• [Task instructions]: Please report every line from the material that contains the word "this".

• [Material to process]:
====

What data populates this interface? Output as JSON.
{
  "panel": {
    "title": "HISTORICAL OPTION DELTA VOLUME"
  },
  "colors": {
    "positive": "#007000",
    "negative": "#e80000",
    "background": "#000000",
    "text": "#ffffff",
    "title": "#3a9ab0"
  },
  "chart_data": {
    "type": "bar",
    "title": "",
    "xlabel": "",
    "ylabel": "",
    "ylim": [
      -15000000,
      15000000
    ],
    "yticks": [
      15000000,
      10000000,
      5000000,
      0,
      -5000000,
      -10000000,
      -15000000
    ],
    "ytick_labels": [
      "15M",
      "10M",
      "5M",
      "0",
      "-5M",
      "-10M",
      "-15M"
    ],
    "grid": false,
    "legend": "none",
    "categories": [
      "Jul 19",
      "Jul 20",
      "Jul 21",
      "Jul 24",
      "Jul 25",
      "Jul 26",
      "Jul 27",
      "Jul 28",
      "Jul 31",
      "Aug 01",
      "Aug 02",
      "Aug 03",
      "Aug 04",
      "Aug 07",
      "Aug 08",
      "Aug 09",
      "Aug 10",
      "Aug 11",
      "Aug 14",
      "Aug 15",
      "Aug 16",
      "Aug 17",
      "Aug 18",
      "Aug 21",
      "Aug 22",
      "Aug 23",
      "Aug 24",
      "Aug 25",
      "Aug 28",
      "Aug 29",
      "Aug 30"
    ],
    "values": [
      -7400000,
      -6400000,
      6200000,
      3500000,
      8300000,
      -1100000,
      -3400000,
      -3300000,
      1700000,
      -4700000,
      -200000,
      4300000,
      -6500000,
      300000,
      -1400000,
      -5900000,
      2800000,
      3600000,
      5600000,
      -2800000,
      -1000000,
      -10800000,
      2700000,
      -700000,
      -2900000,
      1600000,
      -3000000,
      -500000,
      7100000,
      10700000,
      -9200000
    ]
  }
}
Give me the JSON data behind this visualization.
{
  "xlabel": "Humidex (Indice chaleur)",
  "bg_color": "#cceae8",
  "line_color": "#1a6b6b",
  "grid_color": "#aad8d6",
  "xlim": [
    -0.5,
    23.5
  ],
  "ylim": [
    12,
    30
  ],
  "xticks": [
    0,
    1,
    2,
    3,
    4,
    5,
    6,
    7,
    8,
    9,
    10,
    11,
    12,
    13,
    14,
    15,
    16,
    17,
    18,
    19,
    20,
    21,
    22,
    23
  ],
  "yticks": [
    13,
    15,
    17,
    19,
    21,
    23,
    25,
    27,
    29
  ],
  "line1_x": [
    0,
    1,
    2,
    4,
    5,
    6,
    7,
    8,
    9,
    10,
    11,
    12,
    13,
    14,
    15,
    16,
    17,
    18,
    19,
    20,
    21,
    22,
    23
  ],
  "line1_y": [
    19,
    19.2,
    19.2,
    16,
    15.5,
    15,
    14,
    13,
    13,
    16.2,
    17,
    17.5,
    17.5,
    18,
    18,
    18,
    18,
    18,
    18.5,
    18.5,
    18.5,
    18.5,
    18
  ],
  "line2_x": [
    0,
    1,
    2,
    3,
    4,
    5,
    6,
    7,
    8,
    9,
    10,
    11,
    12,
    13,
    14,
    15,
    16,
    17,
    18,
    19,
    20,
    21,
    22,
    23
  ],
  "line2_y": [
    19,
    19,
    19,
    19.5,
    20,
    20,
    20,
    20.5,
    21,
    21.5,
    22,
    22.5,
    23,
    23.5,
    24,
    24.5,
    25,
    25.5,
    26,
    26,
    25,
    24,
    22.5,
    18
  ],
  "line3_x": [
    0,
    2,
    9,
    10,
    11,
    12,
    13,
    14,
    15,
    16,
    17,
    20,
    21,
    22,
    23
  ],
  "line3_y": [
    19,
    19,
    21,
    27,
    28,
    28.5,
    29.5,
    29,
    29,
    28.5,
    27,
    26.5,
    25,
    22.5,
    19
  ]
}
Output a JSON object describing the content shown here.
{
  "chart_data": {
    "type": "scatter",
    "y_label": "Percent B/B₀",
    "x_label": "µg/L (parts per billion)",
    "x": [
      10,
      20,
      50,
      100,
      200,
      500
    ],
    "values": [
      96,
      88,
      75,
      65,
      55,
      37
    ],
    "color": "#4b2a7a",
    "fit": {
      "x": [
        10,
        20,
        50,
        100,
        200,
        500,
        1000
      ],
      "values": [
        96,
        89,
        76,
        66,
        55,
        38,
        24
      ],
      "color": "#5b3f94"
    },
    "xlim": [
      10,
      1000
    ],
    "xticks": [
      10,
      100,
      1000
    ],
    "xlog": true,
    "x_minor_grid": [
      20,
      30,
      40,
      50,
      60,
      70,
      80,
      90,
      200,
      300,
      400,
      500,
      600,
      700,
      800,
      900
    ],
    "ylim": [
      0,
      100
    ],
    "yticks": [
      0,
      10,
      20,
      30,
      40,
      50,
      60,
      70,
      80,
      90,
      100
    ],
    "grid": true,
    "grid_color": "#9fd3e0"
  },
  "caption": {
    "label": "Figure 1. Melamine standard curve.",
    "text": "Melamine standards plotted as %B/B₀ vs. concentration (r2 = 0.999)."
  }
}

====

• [Complete answer]:
What data populates this interface? Output as JSON.
Give me the JSON data behind this visualization.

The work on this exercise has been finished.